Repeat the material in full. Keep every line exactly as it is.

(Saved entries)
____________________

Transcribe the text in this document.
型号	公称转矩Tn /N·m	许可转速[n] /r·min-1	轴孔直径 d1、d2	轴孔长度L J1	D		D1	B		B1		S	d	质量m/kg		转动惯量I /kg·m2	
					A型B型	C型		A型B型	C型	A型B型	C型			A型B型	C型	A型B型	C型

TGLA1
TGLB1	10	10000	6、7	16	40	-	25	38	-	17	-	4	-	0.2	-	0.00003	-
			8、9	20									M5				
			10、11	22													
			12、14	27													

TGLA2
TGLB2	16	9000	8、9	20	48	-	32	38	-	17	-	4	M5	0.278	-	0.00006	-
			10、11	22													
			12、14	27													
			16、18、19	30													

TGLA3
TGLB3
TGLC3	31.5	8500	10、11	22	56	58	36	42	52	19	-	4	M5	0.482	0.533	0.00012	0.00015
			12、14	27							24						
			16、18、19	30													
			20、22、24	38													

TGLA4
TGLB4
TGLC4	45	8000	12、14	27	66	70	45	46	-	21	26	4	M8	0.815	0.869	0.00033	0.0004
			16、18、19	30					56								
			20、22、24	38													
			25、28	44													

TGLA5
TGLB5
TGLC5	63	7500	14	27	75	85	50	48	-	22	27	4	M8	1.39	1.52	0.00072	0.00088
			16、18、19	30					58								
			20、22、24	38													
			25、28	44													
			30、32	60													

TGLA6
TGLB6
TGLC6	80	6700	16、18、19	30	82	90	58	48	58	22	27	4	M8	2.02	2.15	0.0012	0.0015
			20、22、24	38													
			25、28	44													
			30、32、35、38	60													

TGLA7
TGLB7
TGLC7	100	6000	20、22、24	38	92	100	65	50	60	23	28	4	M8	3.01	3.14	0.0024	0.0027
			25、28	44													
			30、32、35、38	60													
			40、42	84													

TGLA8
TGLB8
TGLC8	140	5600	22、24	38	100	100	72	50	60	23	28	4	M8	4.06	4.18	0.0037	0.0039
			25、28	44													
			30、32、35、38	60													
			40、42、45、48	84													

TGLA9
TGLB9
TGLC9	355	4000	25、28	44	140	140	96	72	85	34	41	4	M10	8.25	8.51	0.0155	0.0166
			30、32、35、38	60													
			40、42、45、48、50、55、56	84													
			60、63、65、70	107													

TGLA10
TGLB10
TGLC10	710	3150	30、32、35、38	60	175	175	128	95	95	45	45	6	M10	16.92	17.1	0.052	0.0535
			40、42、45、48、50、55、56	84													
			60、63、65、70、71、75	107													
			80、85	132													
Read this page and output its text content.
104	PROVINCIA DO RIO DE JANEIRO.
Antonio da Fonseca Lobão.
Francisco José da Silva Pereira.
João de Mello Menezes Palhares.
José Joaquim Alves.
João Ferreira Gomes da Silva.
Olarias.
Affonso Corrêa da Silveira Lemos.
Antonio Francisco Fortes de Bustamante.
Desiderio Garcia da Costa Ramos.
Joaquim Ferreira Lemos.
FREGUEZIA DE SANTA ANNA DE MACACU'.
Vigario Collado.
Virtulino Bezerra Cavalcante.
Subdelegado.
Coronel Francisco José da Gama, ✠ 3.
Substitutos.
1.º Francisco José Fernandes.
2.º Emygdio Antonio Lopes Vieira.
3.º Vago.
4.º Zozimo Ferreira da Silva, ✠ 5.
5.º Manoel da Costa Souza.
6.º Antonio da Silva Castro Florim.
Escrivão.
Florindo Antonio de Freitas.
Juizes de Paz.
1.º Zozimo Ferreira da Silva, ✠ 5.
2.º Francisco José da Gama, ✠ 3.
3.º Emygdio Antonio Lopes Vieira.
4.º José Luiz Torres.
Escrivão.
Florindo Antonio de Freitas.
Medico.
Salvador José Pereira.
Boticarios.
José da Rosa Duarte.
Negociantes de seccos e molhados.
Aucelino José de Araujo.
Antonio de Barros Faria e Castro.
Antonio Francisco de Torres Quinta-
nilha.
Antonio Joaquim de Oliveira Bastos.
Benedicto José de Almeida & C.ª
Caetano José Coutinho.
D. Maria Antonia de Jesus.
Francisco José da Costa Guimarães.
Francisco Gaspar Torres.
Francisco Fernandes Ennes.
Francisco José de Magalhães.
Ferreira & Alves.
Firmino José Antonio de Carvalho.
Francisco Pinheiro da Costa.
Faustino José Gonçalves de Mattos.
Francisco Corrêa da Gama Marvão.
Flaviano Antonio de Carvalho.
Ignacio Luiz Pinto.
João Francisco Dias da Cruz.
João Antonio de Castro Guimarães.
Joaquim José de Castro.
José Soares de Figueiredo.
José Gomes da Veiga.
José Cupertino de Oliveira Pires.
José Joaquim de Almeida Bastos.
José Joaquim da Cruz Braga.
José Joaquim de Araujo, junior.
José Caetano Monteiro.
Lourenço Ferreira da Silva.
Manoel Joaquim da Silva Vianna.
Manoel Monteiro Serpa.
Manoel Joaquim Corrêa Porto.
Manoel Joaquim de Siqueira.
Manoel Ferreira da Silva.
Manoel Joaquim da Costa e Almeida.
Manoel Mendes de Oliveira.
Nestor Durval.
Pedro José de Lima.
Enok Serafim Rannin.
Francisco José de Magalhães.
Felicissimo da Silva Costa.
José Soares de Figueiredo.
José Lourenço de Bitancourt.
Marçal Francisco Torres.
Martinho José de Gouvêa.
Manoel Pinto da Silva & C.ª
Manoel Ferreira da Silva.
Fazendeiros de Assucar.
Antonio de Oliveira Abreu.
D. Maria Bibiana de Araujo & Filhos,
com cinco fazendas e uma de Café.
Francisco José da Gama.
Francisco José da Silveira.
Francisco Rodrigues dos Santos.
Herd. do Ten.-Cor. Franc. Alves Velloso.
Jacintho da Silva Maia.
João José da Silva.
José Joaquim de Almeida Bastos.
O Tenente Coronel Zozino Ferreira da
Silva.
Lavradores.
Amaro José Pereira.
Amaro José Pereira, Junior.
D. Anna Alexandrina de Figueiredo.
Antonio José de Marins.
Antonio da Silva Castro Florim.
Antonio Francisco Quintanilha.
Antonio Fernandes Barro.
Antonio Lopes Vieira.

____________________

» Solution for this task:
Transcribe the text in this document.
型号	公称转矩Tn /N·m	许可转速[n] /r·min-1	轴孔直径 d1、d2	轴孔长度L J1	D		D1	B		B1		S	d	质量m/kg		转动惯量I /kg·m2	
					A型B型	C型		A型B型	C型	A型B型	C型			A型B型	C型	A型B型	C型

TGLA1
TGLB1	10	10000	6、7	16	40	-	25	38	-	17	-	4	-	0.2	-	0.00003	-
			8、9	20									M5				
			10、11	22													
			12、14	27													

TGLA2
TGLB2	16	9000	8、9	20	48	-	32	38	-	17	-	4	M5	0.278	-	0.00006	-
			10、11	22													
			12、14	27													
			16、18、19	30													

TGLA3
TGLB3
TGLC3	31.5	8500	10、11	22	56	58	36	42	52	19	-	4	M5	0.482	0.533	0.00012	0.00015
			12、14	27							24						
			16、18、19	30													
			20、22、24	38													

TGLA4
TGLB4
TGLC4	45	8000	12、14	27	66	70	45	46	-	21	26	4	M8	0.815	0.869	0.00033	0.0004
			16、18、19	30					56								
			20、22、24	38													
			25、28	44													

TGLA5
TGLB5
TGLC5	63	7500	14	27	75	85	50	48	-	22	27	4	M8	1.39	1.52	0.00072	0.00088
			16、18、19	30					58								
			20、22、24	38													
			25、28	44													
			30、32	60													

TGLA6
TGLB6
TGLC6	80	6700	16、18、19	30	82	90	58	48	58	22	27	4	M8	2.02	2.15	0.0012	0.0015
			20、22、24	38													
			25、28	44													
			30、32、35、38	60													

TGLA7
TGLB7
TGLC7	100	6000	20、22、24	38	92	100	65	50	60	23	28	4	M8	3.01	3.14	0.0024	0.0027
			25、28	44													
			30、32、35、38	60													
			40、42	84													

TGLA8
TGLB8
TGLC8	140	5600	22、24	38	100	100	72	50	60	23	28	4	M8	4.06	4.18	0.0037	0.0039
			25、28	44													
			30、32、35、38	60													
			40、42、45、48	84													

TGLA9
TGLB9
TGLC9	355	4000	25、28	44	140	140	96	72	85	34	41	4	M10	8.25	8.51	0.0155	0.0166
			30、32、35、38	60													
			40、42、45、48、50、55、56	84													
			60、63、65、70	107													

TGLA10
TGLB10
TGLC10	710	3150	30、32、35、38	60	175	175	128	95	95	45	45	6	M10	16.92	17.1	0.052	0.0535
			40、42、45、48、50、55、56	84													
			60、63、65、70、71、75	107													
			80、85	132													
Read this page and output its text content.
104	PROVINCIA DO RIO DE JANEIRO.
Antonio da Fonseca Lobão.
Francisco José da Silva Pereira.
João de Mello Menezes Palhares.
José Joaquim Alves.
João Ferreira Gomes da Silva.
Olarias.
Affonso Corrêa da Silveira Lemos.
Antonio Francisco Fortes de Bustamante.
Desiderio Garcia da Costa Ramos.
Joaquim Ferreira Lemos.
FREGUEZIA DE SANTA ANNA DE MACACU'.
Vigario Collado.
Virtulino Bezerra Cavalcante.
Subdelegado.
Coronel Francisco José da Gama, ✠ 3.
Substitutos.
1.º Francisco José Fernandes.
2.º Emygdio Antonio Lopes Vieira.
3.º Vago.
4.º Zozimo Ferreira da Silva, ✠ 5.
5.º Manoel da Costa Souza.
6.º Antonio da Silva Castro Florim.
Escrivão.
Florindo Antonio de Freitas.
Juizes de Paz.
1.º Zozimo Ferreira da Silva, ✠ 5.
2.º Francisco José da Gama, ✠ 3.
3.º Emygdio Antonio Lopes Vieira.
4.º José Luiz Torres.
Escrivão.
Florindo Antonio de Freitas.
Medico.
Salvador José Pereira.
Boticarios.
José da Rosa Duarte.
Negociantes de seccos e molhados.
Aucelino José de Araujo.
Antonio de Barros Faria e Castro.
Antonio Francisco de Torres Quinta-
nilha.
Antonio Joaquim de Oliveira Bastos.
Benedicto José de Almeida & C.ª
Caetano José Coutinho.
D. Maria Antonia de Jesus.
Francisco José da Costa Guimarães.
Francisco Gaspar Torres.
Francisco Fernandes Ennes.
Francisco José de Magalhães.
Ferreira & Alves.
Firmino José Antonio de Carvalho.
Francisco Pinheiro da Costa.
Faustino José Gonçalves de Mattos.
Francisco Corrêa da Gama Marvão.
Flaviano Antonio de Carvalho.
Ignacio Luiz Pinto.
João Francisco Dias da Cruz.
João Antonio de Castro Guimarães.
Joaquim José de Castro.
José Soares de Figueiredo.
José Gomes da Veiga.
José Cupertino de Oliveira Pires.
José Joaquim de Almeida Bastos.
José Joaquim da Cruz Braga.
José Joaquim de Araujo, junior.
José Caetano Monteiro.
Lourenço Ferreira da Silva.
Manoel Joaquim da Silva Vianna.
Manoel Monteiro Serpa.
Manoel Joaquim Corrêa Porto.
Manoel Joaquim de Siqueira.
Manoel Ferreira da Silva.
Manoel Joaquim da Costa e Almeida.
Manoel Mendes de Oliveira.
Nestor Durval.
Pedro José de Lima.
Enok Serafim Rannin.
Francisco José de Magalhães.
Felicissimo da Silva Costa.
José Soares de Figueiredo.
José Lourenço de Bitancourt.
Marçal Francisco Torres.
Martinho José de Gouvêa.
Manoel Pinto da Silva & C.ª
Manoel Ferreira da Silva.
Fazendeiros de Assucar.
Antonio de Oliveira Abreu.
D. Maria Bibiana de Araujo & Filhos,
com cinco fazendas e uma de Café.
Francisco José da Gama.
Francisco José da Silveira.
Francisco Rodrigues dos Santos.
Herd. do Ten.-Cor. Franc. Alves Velloso.
Jacintho da Silva Maia.
João José da Silva.
José Joaquim de Almeida Bastos.
O Tenente Coronel Zozino Ferreira da
Silva.
Lavradores.
Amaro José Pereira.
Amaro José Pereira, Junior.
D. Anna Alexandrina de Figueiredo.
Antonio José de Marins.
Antonio da Silva Castro Florim.
Antonio Francisco Quintanilha.
Antonio Fernandes Barro.
Antonio Lopes Vieira.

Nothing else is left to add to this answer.